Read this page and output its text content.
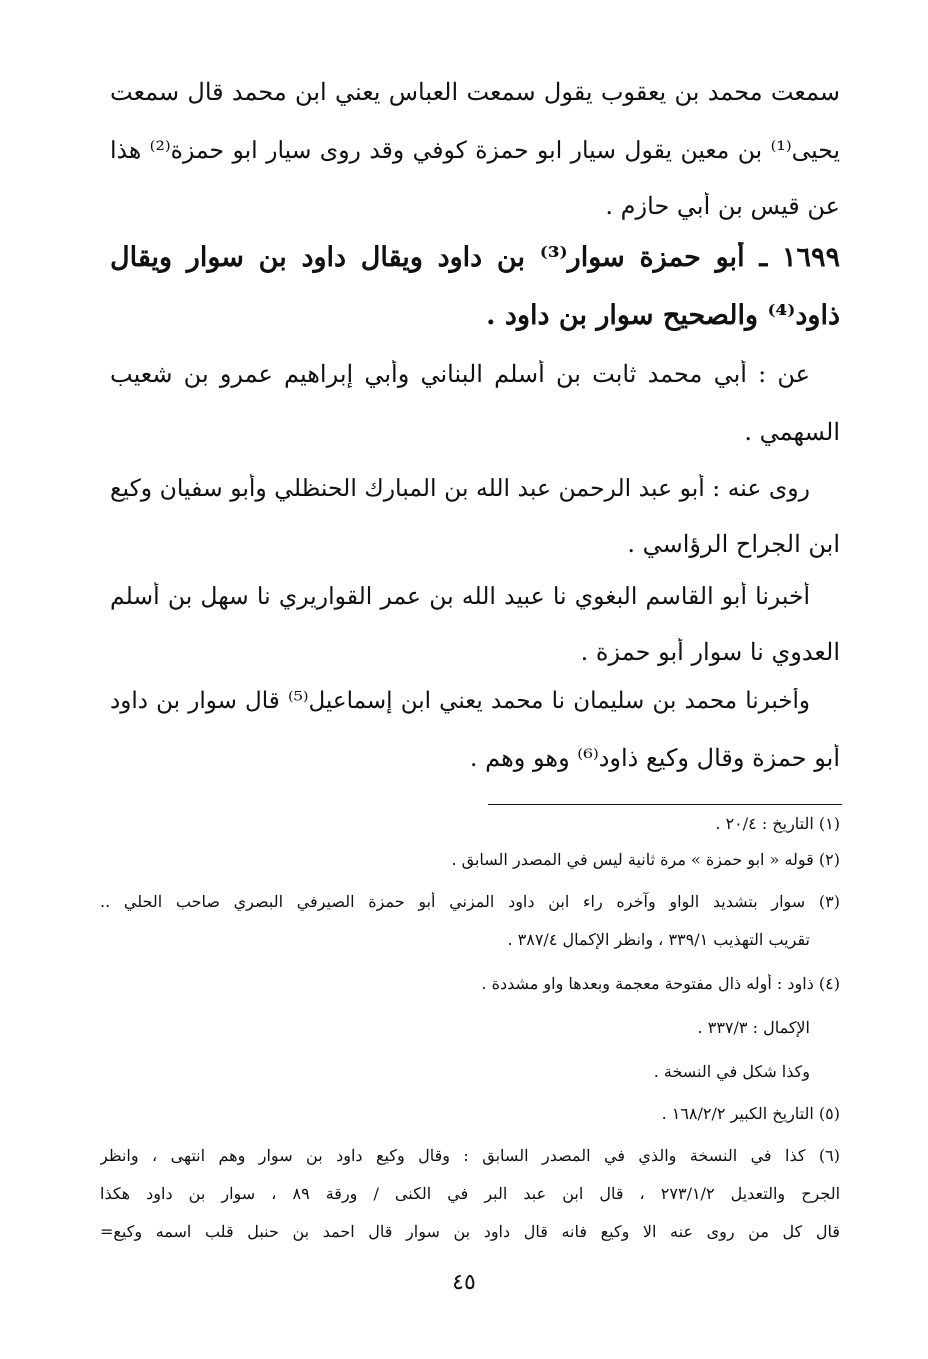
سمعت محمد بن يعقوب يقول سمعت العباس يعني ابن محمد قال سمعت
يحيى⁽¹⁾ بن معين يقول سيار ابو حمزة كوفي وقد روى سيار ابو حمزة⁽²⁾ هذا
عن قيس بن أبي حازم .
١٦٩٩ ـ أبو حمزة سوار⁽³⁾ بن داود ويقال داود بن سوار ويقال
ذاود⁽⁴⁾ والصحيح سوار بن داود .
عن : أبي محمد ثابت بن أسلم البناني وأبي إبراهيم عمرو بن شعيب
السهمي .
روى عنه : أبو عبد الرحمن عبد الله بن المبارك الحنظلي وأبو سفيان وكيع
ابن الجراح الرؤاسي .
أخبرنا أبو القاسم البغوي نا عبيد الله بن عمر القواريري نا سهل بن أسلم
العدوي نا سوار أبو حمزة .
وأخبرنا محمد بن سليمان نا محمد يعني ابن إسماعيل⁽⁵⁾ قال سوار بن داود
أبو حمزة وقال وكيع ذاود⁽⁶⁾ وهو وهم .
(١) التاريخ : ٢٠/٤ .
(٢) قوله « ابو حمزة » مرة ثانية ليس في المصدر السابق .
(٣) سوار بتشديد الواو وآخره راء ابن داود المزني أبو حمزة الصيرفي البصري صاحب الحلي ..
تقريب التهذيب ٣٣٩/١ ، وانظر الإكمال ٣٨٧/٤ .
(٤) ذاود : أوله ذال مفتوحة معجمة وبعدها واو مشددة .
الإكمال : ٣٣٧/٣ .
وكذا شكل في النسخة .
(٥) التاريخ الكبير ١٦٨/٢/٢ .
(٦) كذا في النسخة والذي في المصدر السابق : وقال وكيع داود بن سوار وهم انتهى ، وانظر
الجرح والتعديل ٢٧٣/١/٢ ، قال ابن عبد البر في الكنى / ورقة ٨٩ ، سوار بن داود هكذا
قال كل من روى عنه الا وكيع فانه قال داود بن سوار قال احمد بن حنبل قلب اسمه وكيع=
٤٥
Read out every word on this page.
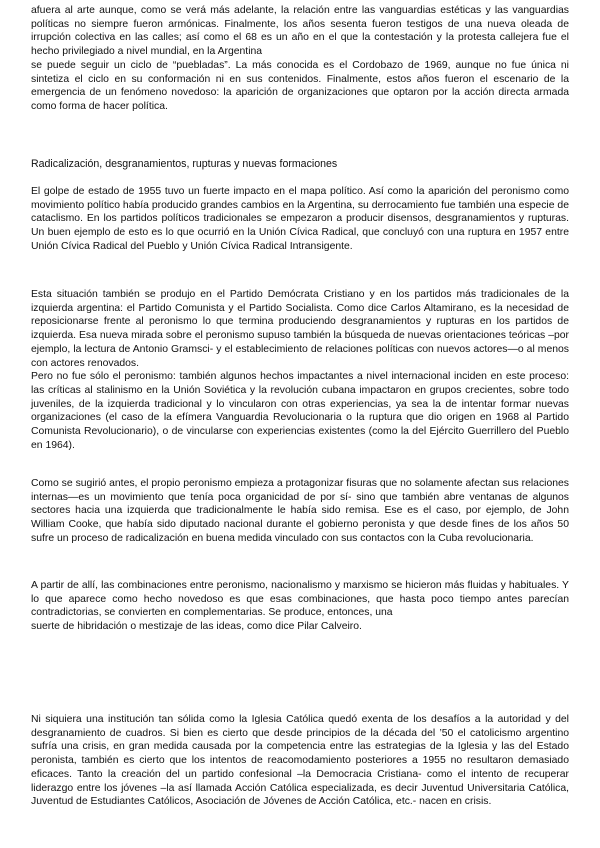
afuera al arte aunque, como se verá más adelante, la relación entre las vanguardias estéticas y las vanguardias políticas no siempre fueron armónicas. Finalmente, los años sesenta fueron testigos de una nueva oleada de irrupción colectiva en las calles; así como el 68 es un año en el que la contestación y la protesta callejera fue el hecho privilegiado a nivel mundial, en la Argentina
se puede seguir un ciclo de “puebladas”. La más conocida es el Cordobazo de 1969, aunque no fue única ni sintetiza el ciclo en su conformación ni en sus contenidos. Finalmente, estos años fueron el escenario de la emergencia de un fenómeno novedoso: la aparición de organizaciones que optaron por la acción directa armada como forma de hacer política.

Radicalización, desgranamientos, rupturas y nuevas formaciones

El golpe de estado de 1955 tuvo un fuerte impacto en el mapa político. Así como la aparición del peronismo como movimiento político había producido grandes cambios en la Argentina, su derrocamiento fue también una especie de cataclismo. En los partidos políticos tradicionales se empezaron a producir disensos, desgranamientos y rupturas. Un buen ejemplo de esto es lo que ocurrió en la Unión Cívica Radical, que concluyó con una ruptura en 1957 entre Unión Cívica Radical del Pueblo y Unión Cívica Radical Intransigente.

Esta situación también se produjo en el Partido Demócrata Cristiano y en los partidos más tradicionales de la izquierda argentina: el Partido Comunista y el Partido Socialista. Como dice Carlos Altamirano, es la necesidad de reposicionarse frente al peronismo lo que termina produciendo desgranamientos y rupturas en los partidos de izquierda. Esa nueva mirada sobre el peronismo supuso también la búsqueda de nuevas orientaciones teóricas –por ejemplo, la lectura de Antonio Gramsci- y el establecimiento de relaciones políticas con nuevos actores—o al menos con actores renovados.
Pero no fue sólo el peronismo: también algunos hechos impactantes a nivel internacional inciden en este proceso: las críticas al stalinismo en la Unión Soviética y la revolución cubana impactaron en grupos crecientes, sobre todo juveniles, de la izquierda tradicional y lo vincularon con otras experiencias, ya sea la de intentar formar nuevas organizaciones (el caso de la efímera Vanguardia Revolucionaria o la ruptura que dio origen en 1968 al Partido Comunista Revolucionario), o de vincularse con experiencias existentes (como la del Ejército Guerrillero del Pueblo en 1964).

Como se sugirió antes, el propio peronismo empieza a protagonizar fisuras que no solamente afectan sus relaciones internas—es un movimiento que tenía poca organicidad de por sí- sino que también abre ventanas de algunos sectores hacia una izquierda que tradicionalmente le había sido remisa. Ese es el caso, por ejemplo, de John William Cooke, que había sido diputado nacional durante el gobierno peronista y que desde fines de los años 50 sufre un proceso de radicalización en buena medida vinculado con sus contactos con la Cuba revolucionaria.

A partir de allí, las combinaciones entre peronismo, nacionalismo y marxismo se hicieron más fluidas y habituales. Y lo que aparece como hecho novedoso es que esas combinaciones, que hasta poco tiempo antes parecían contradictorias, se convierten en complementarias. Se produce, entonces, una
suerte de hibridación o mestizaje de las ideas, como dice Pilar Calveiro.

Ni siquiera una institución tan sólida como la Iglesia Católica quedó exenta de los desafíos a la autoridad y del desgranamiento de cuadros. Si bien es cierto que desde principios de la década del ’50 el catolicismo argentino sufría una crisis, en gran medida causada por la competencia entre las estrategias de la Iglesia y las del Estado peronista, también es cierto que los intentos de reacomodamiento posteriores a 1955 no resultaron demasiado eficaces. Tanto la creación del un partido confesional –la Democracia Cristiana- como el intento de recuperar liderazgo entre los jóvenes –la así llamada Acción Católica especializada, es decir Juventud Universitaria Católica, Juventud de Estudiantes Católicos, Asociación de Jóvenes de Acción Católica, etc.- nacen en crisis.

----

◆ THE PROBLEM: Check the data for the word "المصدر" and pull out the lines that have it.

◆ EXERCISE OUTPUT:
(٢) قوله « ابو حمزة » مرة ثانية ليس في المصدر السابق .
(٦) كذا في النسخة والذي في المصدر السابق : وقال وكيع داود بن سوار وهم انتهى ، وانظر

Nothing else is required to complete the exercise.